_Short task_
Will you write out all the entries below exactly?

_Provided data_

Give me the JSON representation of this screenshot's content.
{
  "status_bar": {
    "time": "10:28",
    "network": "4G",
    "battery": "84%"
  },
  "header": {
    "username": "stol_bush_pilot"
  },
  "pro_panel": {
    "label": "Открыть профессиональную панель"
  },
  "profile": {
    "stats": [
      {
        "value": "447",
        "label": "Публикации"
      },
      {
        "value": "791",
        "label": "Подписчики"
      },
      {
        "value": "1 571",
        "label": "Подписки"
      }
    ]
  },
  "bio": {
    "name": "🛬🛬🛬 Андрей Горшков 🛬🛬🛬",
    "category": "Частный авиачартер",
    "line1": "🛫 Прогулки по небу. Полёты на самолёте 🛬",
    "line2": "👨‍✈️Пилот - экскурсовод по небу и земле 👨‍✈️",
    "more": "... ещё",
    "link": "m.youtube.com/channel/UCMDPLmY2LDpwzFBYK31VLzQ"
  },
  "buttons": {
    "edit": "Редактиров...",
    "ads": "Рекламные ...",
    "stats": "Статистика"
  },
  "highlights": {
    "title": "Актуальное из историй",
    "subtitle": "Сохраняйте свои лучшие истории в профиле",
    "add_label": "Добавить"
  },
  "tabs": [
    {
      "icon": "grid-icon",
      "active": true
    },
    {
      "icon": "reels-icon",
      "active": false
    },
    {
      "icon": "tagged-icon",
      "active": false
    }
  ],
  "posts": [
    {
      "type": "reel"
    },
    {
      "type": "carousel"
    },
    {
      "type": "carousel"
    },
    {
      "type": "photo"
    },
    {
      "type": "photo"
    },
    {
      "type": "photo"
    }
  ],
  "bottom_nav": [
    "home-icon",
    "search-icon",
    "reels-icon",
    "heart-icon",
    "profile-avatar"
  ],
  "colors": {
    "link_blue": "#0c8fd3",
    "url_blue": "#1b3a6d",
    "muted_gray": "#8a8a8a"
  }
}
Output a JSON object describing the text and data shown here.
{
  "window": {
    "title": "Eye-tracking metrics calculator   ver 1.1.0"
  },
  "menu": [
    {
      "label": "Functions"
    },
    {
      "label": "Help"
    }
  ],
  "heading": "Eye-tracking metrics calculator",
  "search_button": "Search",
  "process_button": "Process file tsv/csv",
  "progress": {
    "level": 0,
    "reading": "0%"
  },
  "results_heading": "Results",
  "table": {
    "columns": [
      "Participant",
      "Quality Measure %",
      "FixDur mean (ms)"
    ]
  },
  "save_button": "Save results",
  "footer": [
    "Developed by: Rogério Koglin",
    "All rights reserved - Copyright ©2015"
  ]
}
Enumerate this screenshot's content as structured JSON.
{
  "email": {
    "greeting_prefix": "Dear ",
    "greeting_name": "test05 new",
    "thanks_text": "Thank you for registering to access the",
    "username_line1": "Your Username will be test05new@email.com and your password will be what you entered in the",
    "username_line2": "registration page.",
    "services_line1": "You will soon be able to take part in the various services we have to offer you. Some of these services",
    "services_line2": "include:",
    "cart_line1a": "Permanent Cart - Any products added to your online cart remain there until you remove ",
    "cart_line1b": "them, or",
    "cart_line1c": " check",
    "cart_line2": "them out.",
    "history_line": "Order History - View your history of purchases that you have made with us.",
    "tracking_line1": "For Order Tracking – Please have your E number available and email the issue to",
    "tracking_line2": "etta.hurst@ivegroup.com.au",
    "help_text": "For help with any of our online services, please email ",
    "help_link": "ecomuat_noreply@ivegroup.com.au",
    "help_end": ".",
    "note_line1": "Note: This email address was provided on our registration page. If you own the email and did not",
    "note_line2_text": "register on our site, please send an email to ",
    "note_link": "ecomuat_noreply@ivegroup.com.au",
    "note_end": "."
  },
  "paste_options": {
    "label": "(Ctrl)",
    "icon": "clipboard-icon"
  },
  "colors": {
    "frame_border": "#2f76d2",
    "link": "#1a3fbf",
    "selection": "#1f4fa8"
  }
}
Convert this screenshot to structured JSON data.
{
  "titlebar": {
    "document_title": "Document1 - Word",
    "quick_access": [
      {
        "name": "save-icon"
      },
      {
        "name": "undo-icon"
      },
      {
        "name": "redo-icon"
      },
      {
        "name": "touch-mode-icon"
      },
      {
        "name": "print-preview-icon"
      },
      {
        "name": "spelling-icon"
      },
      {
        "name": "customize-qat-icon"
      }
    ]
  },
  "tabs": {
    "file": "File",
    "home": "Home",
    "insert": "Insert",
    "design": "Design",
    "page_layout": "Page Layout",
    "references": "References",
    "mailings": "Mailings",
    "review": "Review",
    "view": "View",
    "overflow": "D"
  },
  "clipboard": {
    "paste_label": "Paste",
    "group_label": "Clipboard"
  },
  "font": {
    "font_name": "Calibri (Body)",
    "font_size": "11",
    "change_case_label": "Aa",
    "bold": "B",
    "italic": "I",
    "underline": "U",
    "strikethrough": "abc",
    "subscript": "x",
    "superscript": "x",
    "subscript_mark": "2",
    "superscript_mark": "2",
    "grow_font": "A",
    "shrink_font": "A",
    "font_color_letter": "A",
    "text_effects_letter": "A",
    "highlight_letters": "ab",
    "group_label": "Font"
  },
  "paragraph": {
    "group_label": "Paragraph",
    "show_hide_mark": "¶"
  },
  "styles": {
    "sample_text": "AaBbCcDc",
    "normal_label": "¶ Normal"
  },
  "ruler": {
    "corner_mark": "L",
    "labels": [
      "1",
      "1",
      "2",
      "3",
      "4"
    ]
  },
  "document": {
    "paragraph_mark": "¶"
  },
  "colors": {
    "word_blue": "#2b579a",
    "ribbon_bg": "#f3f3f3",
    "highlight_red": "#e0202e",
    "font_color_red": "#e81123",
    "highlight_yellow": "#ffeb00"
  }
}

_Expected answer_
Give me the JSON representation of this screenshot's content.
{
  "status_bar": {
    "time": "10:28",
    "network": "4G",
    "battery": "84%"
  },
  "header": {
    "username": "stol_bush_pilot"
  },
  "pro_panel": {
    "label": "Открыть профессиональную панель"
  },
  "profile": {
    "stats": [
      {
        "value": "447",
        "label": "Публикации"
      },
      {
        "value": "791",
        "label": "Подписчики"
      },
      {
        "value": "1 571",
        "label": "Подписки"
      }
    ]
  },
  "bio": {
    "name": "🛬🛬🛬 Андрей Горшков 🛬🛬🛬",
    "category": "Частный авиачартер",
    "line1": "🛫 Прогулки по небу. Полёты на самолёте 🛬",
    "line2": "👨‍✈️Пилот - экскурсовод по небу и земле 👨‍✈️",
    "more": "... ещё",
    "link": "m.youtube.com/channel/UCMDPLmY2LDpwzFBYK31VLzQ"
  },
  "buttons": {
    "edit": "Редактиров...",
    "ads": "Рекламные ...",
    "stats": "Статистика"
  },
  "highlights": {
    "title": "Актуальное из историй",
    "subtitle": "Сохраняйте свои лучшие истории в профиле",
    "add_label": "Добавить"
  },
  "tabs": [
    {
      "icon": "grid-icon",
      "active": true
    },
    {
      "icon": "reels-icon",
      "active": false
    },
    {
      "icon": "tagged-icon",
      "active": false
    }
  ],
  "posts": [
    {
      "type": "reel"
    },
    {
      "type": "carousel"
    },
    {
      "type": "carousel"
    },
    {
      "type": "photo"
    },
    {
      "type": "photo"
    },
    {
      "type": "photo"
    }
  ],
  "bottom_nav": [
    "home-icon",
    "search-icon",
    "reels-icon",
    "heart-icon",
    "profile-avatar"
  ],
  "colors": {
    "link_blue": "#0c8fd3",
    "url_blue": "#1b3a6d",
    "muted_gray": "#8a8a8a"
  }
}
Output a JSON object describing the text and data shown here.
{
  "window": {
    "title": "Eye-tracking metrics calculator   ver 1.1.0"
  },
  "menu": [
    {
      "label": "Functions"
    },
    {
      "label": "Help"
    }
  ],
  "heading": "Eye-tracking metrics calculator",
  "search_button": "Search",
  "process_button": "Process file tsv/csv",
  "progress": {
    "level": 0,
    "reading": "0%"
  },
  "results_heading": "Results",
  "table": {
    "columns": [
      "Participant",
      "Quality Measure %",
      "FixDur mean (ms)"
    ]
  },
  "save_button": "Save results",
  "footer": [
    "Developed by: Rogério Koglin",
    "All rights reserved - Copyright ©2015"
  ]
}
Enumerate this screenshot's content as structured JSON.
{
  "email": {
    "greeting_prefix": "Dear ",
    "greeting_name": "test05 new",
    "thanks_text": "Thank you for registering to access the",
    "username_line1": "Your Username will be test05new@email.com and your password will be what you entered in the",
    "username_line2": "registration page.",
    "services_line1": "You will soon be able to take part in the various services we have to offer you. Some of these services",
    "services_line2": "include:",
    "cart_line1a": "Permanent Cart - Any products added to your online cart remain there until you remove ",
    "cart_line1b": "them, or",
    "cart_line1c": " check",
    "cart_line2": "them out.",
    "history_line": "Order History - View your history of purchases that you have made with us.",
    "tracking_line1": "For Order Tracking – Please have your E number available and email the issue to",
    "tracking_line2": "etta.hurst@ivegroup.com.au",
    "help_text": "For help with any of our online services, please email ",
    "help_link": "ecomuat_noreply@ivegroup.com.au",
    "help_end": ".",
    "note_line1": "Note: This email address was provided on our registration page. If you own the email and did not",
    "note_line2_text": "register on our site, please send an email to ",
    "note_link": "ecomuat_noreply@ivegroup.com.au",
    "note_end": "."
  },
  "paste_options": {
    "label": "(Ctrl)",
    "icon": "clipboard-icon"
  },
  "colors": {
    "frame_border": "#2f76d2",
    "link": "#1a3fbf",
    "selection": "#1f4fa8"
  }
}
Convert this screenshot to structured JSON data.
{
  "titlebar": {
    "document_title": "Document1 - Word",
    "quick_access": [
      {
        "name": "save-icon"
      },
      {
        "name": "undo-icon"
      },
      {
        "name": "redo-icon"
      },
      {
        "name": "touch-mode-icon"
      },
      {
        "name": "print-preview-icon"
      },
      {
        "name": "spelling-icon"
      },
      {
        "name": "customize-qat-icon"
      }
    ]
  },
  "tabs": {
    "file": "File",
    "home": "Home",
    "insert": "Insert",
    "design": "Design",
    "page_layout": "Page Layout",
    "references": "References",
    "mailings": "Mailings",
    "review": "Review",
    "view": "View",
    "overflow": "D"
  },
  "clipboard": {
    "paste_label": "Paste",
    "group_label": "Clipboard"
  },
  "font": {
    "font_name": "Calibri (Body)",
    "font_size": "11",
    "change_case_label": "Aa",
    "bold": "B",
    "italic": "I",
    "underline": "U",
    "strikethrough": "abc",
    "subscript": "x",
    "superscript": "x",
    "subscript_mark": "2",
    "superscript_mark": "2",
    "grow_font": "A",
    "shrink_font": "A",
    "font_color_letter": "A",
    "text_effects_letter": "A",
    "highlight_letters": "ab",
    "group_label": "Font"
  },
  "paragraph": {
    "group_label": "Paragraph",
    "show_hide_mark": "¶"
  },
  "styles": {
    "sample_text": "AaBbCcDc",
    "normal_label": "¶ Normal"
  },
  "ruler": {
    "corner_mark": "L",
    "labels": [
      "1",
      "1",
      "2",
      "3",
      "4"
    ]
  },
  "document": {
    "paragraph_mark": "¶"
  },
  "colors": {
    "word_blue": "#2b579a",
    "ribbon_bg": "#f3f3f3",
    "highlight_red": "#e0202e",
    "font_color_red": "#e81123",
    "highlight_yellow": "#ffeb00"
  }
}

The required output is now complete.